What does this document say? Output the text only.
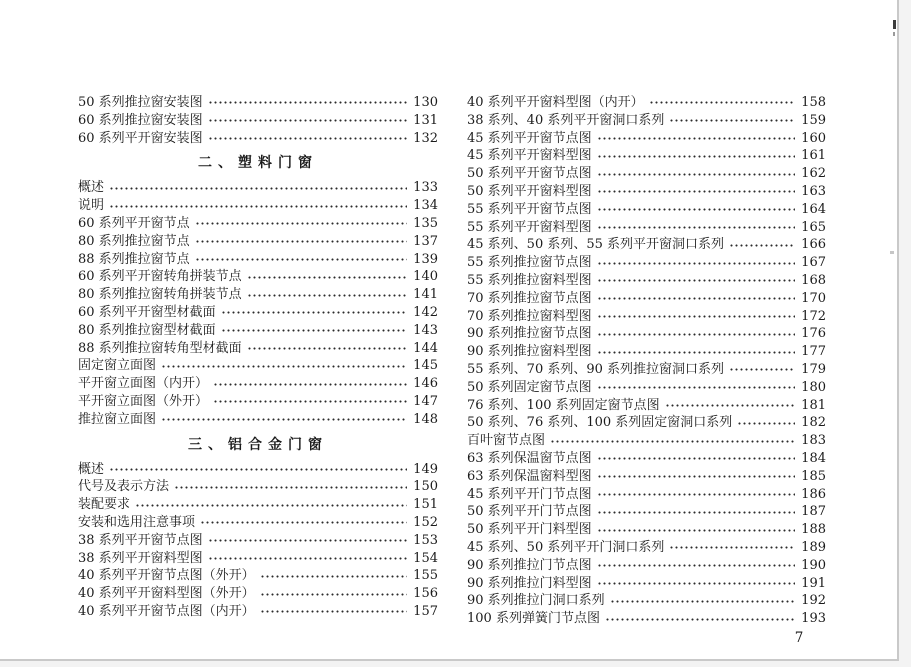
50 系列推拉窗安装图	130
60 系列推拉窗安装图	131
60 系列平开窗安装图	132
二、塑料门窗
概述	133
说明	134
60 系列平开窗节点	135
80 系列推拉窗节点	137
88 系列推拉窗节点	139
60 系列平开窗转角拼装节点	140
80 系列推拉窗转角拼装节点	141
60 系列平开窗型材截面	142
80 系列推拉窗型材截面	143
88 系列推拉窗转角型材截面	144
固定窗立面图	145
平开窗立面图（内开）	146
平开窗立面图（外开）	147
推拉窗立面图	148
三、铝合金门窗
概述	149
代号及表示方法	150
装配要求	151
安装和选用注意事项	152
38 系列平开窗节点图	153
38 系列平开窗料型图	154
40 系列平开窗节点图（外开）	155
40 系列平开窗料型图（外开）	156
40 系列平开窗节点图（内开）	157
40 系列平开窗料型图（内开）	158
38 系列、40 系列平开窗洞口系列	159
45 系列平开窗节点图	160
45 系列平开窗料型图	161
50 系列平开窗节点图	162
50 系列平开窗料型图	163
55 系列平开窗节点图	164
55 系列平开窗料型图	165
45 系列、50 系列、55 系列平开窗洞口系列	166
55 系列推拉窗节点图	167
55 系列推拉窗料型图	168
70 系列推拉窗节点图	170
70 系列推拉窗料型图	172
90 系列推拉窗节点图	176
90 系列推拉窗料型图	177
55 系列、70 系列、90 系列推拉窗洞口系列	179
50 系列固定窗节点图	180
76 系列、100 系列固定窗节点图	181
50 系列、76 系列、100 系列固定窗洞口系列	182
百叶窗节点图	183
63 系列保温窗节点图	184
63 系列保温窗料型图	185
45 系列平开门节点图	186
50 系列平开门节点图	187
50 系列平开门料型图	188
45 系列、50 系列平开门洞口系列	189
90 系列推拉门节点图	190
90 系列推拉门料型图	191
90 系列推拉门洞口系列	192
100 系列弹簧门节点图	193
7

----------------------------------------

• _Exercise instructions_: Restate every record exactly, please; do not copy the pictures.

• _Solution to the exercise_:
What does this document say? Output the text only.
50 系列推拉窗安装图	130
60 系列推拉窗安装图	131
60 系列平开窗安装图	132
二、塑料门窗
概述	133
说明	134
60 系列平开窗节点	135
80 系列推拉窗节点	137
88 系列推拉窗节点	139
60 系列平开窗转角拼装节点	140
80 系列推拉窗转角拼装节点	141
60 系列平开窗型材截面	142
80 系列推拉窗型材截面	143
88 系列推拉窗转角型材截面	144
固定窗立面图	145
平开窗立面图（内开）	146
平开窗立面图（外开）	147
推拉窗立面图	148
三、铝合金门窗
概述	149
代号及表示方法	150
装配要求	151
安装和选用注意事项	152
38 系列平开窗节点图	153
38 系列平开窗料型图	154
40 系列平开窗节点图（外开）	155
40 系列平开窗料型图（外开）	156
40 系列平开窗节点图（内开）	157
40 系列平开窗料型图（内开）	158
38 系列、40 系列平开窗洞口系列	159
45 系列平开窗节点图	160
45 系列平开窗料型图	161
50 系列平开窗节点图	162
50 系列平开窗料型图	163
55 系列平开窗节点图	164
55 系列平开窗料型图	165
45 系列、50 系列、55 系列平开窗洞口系列	166
55 系列推拉窗节点图	167
55 系列推拉窗料型图	168
70 系列推拉窗节点图	170
70 系列推拉窗料型图	172
90 系列推拉窗节点图	176
90 系列推拉窗料型图	177
55 系列、70 系列、90 系列推拉窗洞口系列	179
50 系列固定窗节点图	180
76 系列、100 系列固定窗节点图	181
50 系列、76 系列、100 系列固定窗洞口系列	182
百叶窗节点图	183
63 系列保温窗节点图	184
63 系列保温窗料型图	185
45 系列平开门节点图	186
50 系列平开门节点图	187
50 系列平开门料型图	188
45 系列、50 系列平开门洞口系列	189
90 系列推拉门节点图	190
90 系列推拉门料型图	191
90 系列推拉门洞口系列	192
100 系列弹簧门节点图	193
7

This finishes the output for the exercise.